[Data entries]
◇ ◇ ◇ ◇ ◇ ◇ ◇
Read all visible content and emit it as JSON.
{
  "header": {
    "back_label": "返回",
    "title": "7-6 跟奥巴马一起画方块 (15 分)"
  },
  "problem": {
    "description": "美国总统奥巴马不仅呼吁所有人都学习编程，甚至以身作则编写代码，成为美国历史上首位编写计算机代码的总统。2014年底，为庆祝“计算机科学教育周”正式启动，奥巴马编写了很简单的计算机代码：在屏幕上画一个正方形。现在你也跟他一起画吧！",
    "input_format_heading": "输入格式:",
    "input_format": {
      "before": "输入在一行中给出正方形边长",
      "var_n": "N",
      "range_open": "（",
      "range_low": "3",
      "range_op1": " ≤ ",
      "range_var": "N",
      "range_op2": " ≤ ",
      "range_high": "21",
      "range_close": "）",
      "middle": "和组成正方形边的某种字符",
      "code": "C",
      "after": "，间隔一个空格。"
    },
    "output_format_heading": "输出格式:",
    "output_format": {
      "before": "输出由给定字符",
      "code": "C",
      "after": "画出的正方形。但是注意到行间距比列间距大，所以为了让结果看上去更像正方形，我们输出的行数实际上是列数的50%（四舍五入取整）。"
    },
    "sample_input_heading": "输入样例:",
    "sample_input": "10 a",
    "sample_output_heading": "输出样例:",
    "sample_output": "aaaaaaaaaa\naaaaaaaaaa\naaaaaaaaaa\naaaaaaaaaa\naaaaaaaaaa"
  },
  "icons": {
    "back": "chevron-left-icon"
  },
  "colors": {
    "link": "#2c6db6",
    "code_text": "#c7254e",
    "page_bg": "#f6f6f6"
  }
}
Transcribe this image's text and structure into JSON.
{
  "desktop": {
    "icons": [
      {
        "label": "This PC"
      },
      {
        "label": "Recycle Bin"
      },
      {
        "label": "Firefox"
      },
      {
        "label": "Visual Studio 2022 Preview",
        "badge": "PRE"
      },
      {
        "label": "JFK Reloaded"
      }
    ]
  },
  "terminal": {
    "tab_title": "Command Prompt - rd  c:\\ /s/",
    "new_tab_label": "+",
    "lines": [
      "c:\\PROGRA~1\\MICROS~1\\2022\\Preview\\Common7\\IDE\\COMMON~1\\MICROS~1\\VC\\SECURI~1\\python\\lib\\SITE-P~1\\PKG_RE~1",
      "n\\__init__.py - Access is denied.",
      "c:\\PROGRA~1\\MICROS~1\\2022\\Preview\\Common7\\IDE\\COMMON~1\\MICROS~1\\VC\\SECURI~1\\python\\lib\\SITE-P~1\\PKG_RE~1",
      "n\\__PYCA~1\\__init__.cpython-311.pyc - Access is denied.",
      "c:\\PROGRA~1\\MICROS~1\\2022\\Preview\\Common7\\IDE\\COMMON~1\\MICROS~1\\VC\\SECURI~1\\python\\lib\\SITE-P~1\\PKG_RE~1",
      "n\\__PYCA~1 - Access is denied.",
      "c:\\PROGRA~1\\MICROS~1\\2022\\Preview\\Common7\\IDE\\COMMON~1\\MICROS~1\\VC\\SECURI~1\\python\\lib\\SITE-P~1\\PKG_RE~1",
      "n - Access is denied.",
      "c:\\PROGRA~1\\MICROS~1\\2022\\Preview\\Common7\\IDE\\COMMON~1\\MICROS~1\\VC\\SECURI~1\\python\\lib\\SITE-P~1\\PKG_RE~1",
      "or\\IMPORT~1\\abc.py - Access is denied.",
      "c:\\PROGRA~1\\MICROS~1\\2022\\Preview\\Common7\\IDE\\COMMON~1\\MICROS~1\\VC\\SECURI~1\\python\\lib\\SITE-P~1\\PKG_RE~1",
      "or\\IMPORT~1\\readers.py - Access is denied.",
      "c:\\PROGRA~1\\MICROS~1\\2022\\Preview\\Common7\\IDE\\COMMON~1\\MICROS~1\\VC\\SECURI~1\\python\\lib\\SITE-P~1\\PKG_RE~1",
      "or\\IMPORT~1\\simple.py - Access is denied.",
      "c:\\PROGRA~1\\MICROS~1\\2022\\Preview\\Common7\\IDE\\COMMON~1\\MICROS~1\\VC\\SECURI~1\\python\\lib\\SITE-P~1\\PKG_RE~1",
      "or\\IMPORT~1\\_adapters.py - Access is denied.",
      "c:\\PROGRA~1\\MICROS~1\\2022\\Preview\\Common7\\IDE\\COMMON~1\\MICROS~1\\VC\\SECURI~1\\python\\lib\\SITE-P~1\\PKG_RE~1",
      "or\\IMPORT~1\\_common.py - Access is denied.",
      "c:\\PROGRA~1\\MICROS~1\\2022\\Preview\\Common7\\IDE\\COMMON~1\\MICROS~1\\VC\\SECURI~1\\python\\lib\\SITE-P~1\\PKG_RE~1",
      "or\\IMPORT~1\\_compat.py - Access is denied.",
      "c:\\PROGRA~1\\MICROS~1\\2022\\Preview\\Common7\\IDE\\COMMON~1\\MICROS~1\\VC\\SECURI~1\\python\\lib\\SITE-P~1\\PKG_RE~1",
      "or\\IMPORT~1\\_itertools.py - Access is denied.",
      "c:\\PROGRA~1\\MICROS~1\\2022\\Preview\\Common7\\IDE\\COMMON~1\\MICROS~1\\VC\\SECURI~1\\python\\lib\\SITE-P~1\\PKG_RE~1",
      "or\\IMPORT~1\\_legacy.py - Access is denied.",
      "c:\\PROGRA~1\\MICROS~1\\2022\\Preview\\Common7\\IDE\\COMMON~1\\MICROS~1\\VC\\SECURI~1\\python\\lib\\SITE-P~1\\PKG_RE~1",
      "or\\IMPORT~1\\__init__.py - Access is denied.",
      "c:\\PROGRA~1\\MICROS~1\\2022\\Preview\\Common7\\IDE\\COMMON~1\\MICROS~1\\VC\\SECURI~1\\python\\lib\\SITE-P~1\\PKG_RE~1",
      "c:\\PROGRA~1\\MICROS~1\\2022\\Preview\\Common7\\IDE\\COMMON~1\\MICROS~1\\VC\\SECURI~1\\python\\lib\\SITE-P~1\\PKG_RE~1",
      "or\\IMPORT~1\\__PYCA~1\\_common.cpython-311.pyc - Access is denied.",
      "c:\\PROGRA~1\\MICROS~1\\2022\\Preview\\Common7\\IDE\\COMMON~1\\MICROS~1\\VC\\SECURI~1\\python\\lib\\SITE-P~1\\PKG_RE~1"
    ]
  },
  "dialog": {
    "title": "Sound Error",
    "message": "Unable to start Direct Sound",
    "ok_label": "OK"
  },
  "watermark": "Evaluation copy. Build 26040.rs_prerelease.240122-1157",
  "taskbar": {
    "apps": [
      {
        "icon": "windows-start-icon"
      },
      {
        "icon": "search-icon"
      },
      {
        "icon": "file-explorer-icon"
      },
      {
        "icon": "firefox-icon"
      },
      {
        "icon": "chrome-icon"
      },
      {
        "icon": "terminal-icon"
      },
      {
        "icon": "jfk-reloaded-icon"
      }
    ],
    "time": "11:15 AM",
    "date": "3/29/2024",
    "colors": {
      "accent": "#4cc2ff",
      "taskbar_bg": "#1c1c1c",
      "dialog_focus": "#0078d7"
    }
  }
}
◇ ◇ ◇ ◇ ◇ ◇ ◇
### Exercise requirements
Write out the material from the first line to the last, exactly.

### Written response
Read all visible content and emit it as JSON.
{
  "header": {
    "back_label": "返回",
    "title": "7-6 跟奥巴马一起画方块 (15 分)"
  },
  "problem": {
    "description": "美国总统奥巴马不仅呼吁所有人都学习编程，甚至以身作则编写代码，成为美国历史上首位编写计算机代码的总统。2014年底，为庆祝“计算机科学教育周”正式启动，奥巴马编写了很简单的计算机代码：在屏幕上画一个正方形。现在你也跟他一起画吧！",
    "input_format_heading": "输入格式:",
    "input_format": {
      "before": "输入在一行中给出正方形边长",
      "var_n": "N",
      "range_open": "（",
      "range_low": "3",
      "range_op1": " ≤ ",
      "range_var": "N",
      "range_op2": " ≤ ",
      "range_high": "21",
      "range_close": "）",
      "middle": "和组成正方形边的某种字符",
      "code": "C",
      "after": "，间隔一个空格。"
    },
    "output_format_heading": "输出格式:",
    "output_format": {
      "before": "输出由给定字符",
      "code": "C",
      "after": "画出的正方形。但是注意到行间距比列间距大，所以为了让结果看上去更像正方形，我们输出的行数实际上是列数的50%（四舍五入取整）。"
    },
    "sample_input_heading": "输入样例:",
    "sample_input": "10 a",
    "sample_output_heading": "输出样例:",
    "sample_output": "aaaaaaaaaa\naaaaaaaaaa\naaaaaaaaaa\naaaaaaaaaa\naaaaaaaaaa"
  },
  "icons": {
    "back": "chevron-left-icon"
  },
  "colors": {
    "link": "#2c6db6",
    "code_text": "#c7254e",
    "page_bg": "#f6f6f6"
  }
}
Transcribe this image's text and structure into JSON.
{
  "desktop": {
    "icons": [
      {
        "label": "This PC"
      },
      {
        "label": "Recycle Bin"
      },
      {
        "label": "Firefox"
      },
      {
        "label": "Visual Studio 2022 Preview",
        "badge": "PRE"
      },
      {
        "label": "JFK Reloaded"
      }
    ]
  },
  "terminal": {
    "tab_title": "Command Prompt - rd  c:\\ /s/",
    "new_tab_label": "+",
    "lines": [
      "c:\\PROGRA~1\\MICROS~1\\2022\\Preview\\Common7\\IDE\\COMMON~1\\MICROS~1\\VC\\SECURI~1\\python\\lib\\SITE-P~1\\PKG_RE~1",
      "n\\__init__.py - Access is denied.",
      "c:\\PROGRA~1\\MICROS~1\\2022\\Preview\\Common7\\IDE\\COMMON~1\\MICROS~1\\VC\\SECURI~1\\python\\lib\\SITE-P~1\\PKG_RE~1",
      "n\\__PYCA~1\\__init__.cpython-311.pyc - Access is denied.",
      "c:\\PROGRA~1\\MICROS~1\\2022\\Preview\\Common7\\IDE\\COMMON~1\\MICROS~1\\VC\\SECURI~1\\python\\lib\\SITE-P~1\\PKG_RE~1",
      "n\\__PYCA~1 - Access is denied.",
      "c:\\PROGRA~1\\MICROS~1\\2022\\Preview\\Common7\\IDE\\COMMON~1\\MICROS~1\\VC\\SECURI~1\\python\\lib\\SITE-P~1\\PKG_RE~1",
      "n - Access is denied.",
      "c:\\PROGRA~1\\MICROS~1\\2022\\Preview\\Common7\\IDE\\COMMON~1\\MICROS~1\\VC\\SECURI~1\\python\\lib\\SITE-P~1\\PKG_RE~1",
      "or\\IMPORT~1\\abc.py - Access is denied.",
      "c:\\PROGRA~1\\MICROS~1\\2022\\Preview\\Common7\\IDE\\COMMON~1\\MICROS~1\\VC\\SECURI~1\\python\\lib\\SITE-P~1\\PKG_RE~1",
      "or\\IMPORT~1\\readers.py - Access is denied.",
      "c:\\PROGRA~1\\MICROS~1\\2022\\Preview\\Common7\\IDE\\COMMON~1\\MICROS~1\\VC\\SECURI~1\\python\\lib\\SITE-P~1\\PKG_RE~1",
      "or\\IMPORT~1\\simple.py - Access is denied.",
      "c:\\PROGRA~1\\MICROS~1\\2022\\Preview\\Common7\\IDE\\COMMON~1\\MICROS~1\\VC\\SECURI~1\\python\\lib\\SITE-P~1\\PKG_RE~1",
      "or\\IMPORT~1\\_adapters.py - Access is denied.",
      "c:\\PROGRA~1\\MICROS~1\\2022\\Preview\\Common7\\IDE\\COMMON~1\\MICROS~1\\VC\\SECURI~1\\python\\lib\\SITE-P~1\\PKG_RE~1",
      "or\\IMPORT~1\\_common.py - Access is denied.",
      "c:\\PROGRA~1\\MICROS~1\\2022\\Preview\\Common7\\IDE\\COMMON~1\\MICROS~1\\VC\\SECURI~1\\python\\lib\\SITE-P~1\\PKG_RE~1",
      "or\\IMPORT~1\\_compat.py - Access is denied.",
      "c:\\PROGRA~1\\MICROS~1\\2022\\Preview\\Common7\\IDE\\COMMON~1\\MICROS~1\\VC\\SECURI~1\\python\\lib\\SITE-P~1\\PKG_RE~1",
      "or\\IMPORT~1\\_itertools.py - Access is denied.",
      "c:\\PROGRA~1\\MICROS~1\\2022\\Preview\\Common7\\IDE\\COMMON~1\\MICROS~1\\VC\\SECURI~1\\python\\lib\\SITE-P~1\\PKG_RE~1",
      "or\\IMPORT~1\\_legacy.py - Access is denied.",
      "c:\\PROGRA~1\\MICROS~1\\2022\\Preview\\Common7\\IDE\\COMMON~1\\MICROS~1\\VC\\SECURI~1\\python\\lib\\SITE-P~1\\PKG_RE~1",
      "or\\IMPORT~1\\__init__.py - Access is denied.",
      "c:\\PROGRA~1\\MICROS~1\\2022\\Preview\\Common7\\IDE\\COMMON~1\\MICROS~1\\VC\\SECURI~1\\python\\lib\\SITE-P~1\\PKG_RE~1",
      "c:\\PROGRA~1\\MICROS~1\\2022\\Preview\\Common7\\IDE\\COMMON~1\\MICROS~1\\VC\\SECURI~1\\python\\lib\\SITE-P~1\\PKG_RE~1",
      "or\\IMPORT~1\\__PYCA~1\\_common.cpython-311.pyc - Access is denied.",
      "c:\\PROGRA~1\\MICROS~1\\2022\\Preview\\Common7\\IDE\\COMMON~1\\MICROS~1\\VC\\SECURI~1\\python\\lib\\SITE-P~1\\PKG_RE~1"
    ]
  },
  "dialog": {
    "title": "Sound Error",
    "message": "Unable to start Direct Sound",
    "ok_label": "OK"
  },
  "watermark": "Evaluation copy. Build 26040.rs_prerelease.240122-1157",
  "taskbar": {
    "apps": [
      {
        "icon": "windows-start-icon"
      },
      {
        "icon": "search-icon"
      },
      {
        "icon": "file-explorer-icon"
      },
      {
        "icon": "firefox-icon"
      },
      {
        "icon": "chrome-icon"
      },
      {
        "icon": "terminal-icon"
      },
      {
        "icon": "jfk-reloaded-icon"
      }
    ],
    "time": "11:15 AM",
    "date": "3/29/2024",
    "colors": {
      "accent": "#4cc2ff",
      "taskbar_bg": "#1c1c1c",
      "dialog_focus": "#0078d7"
    }
  }
}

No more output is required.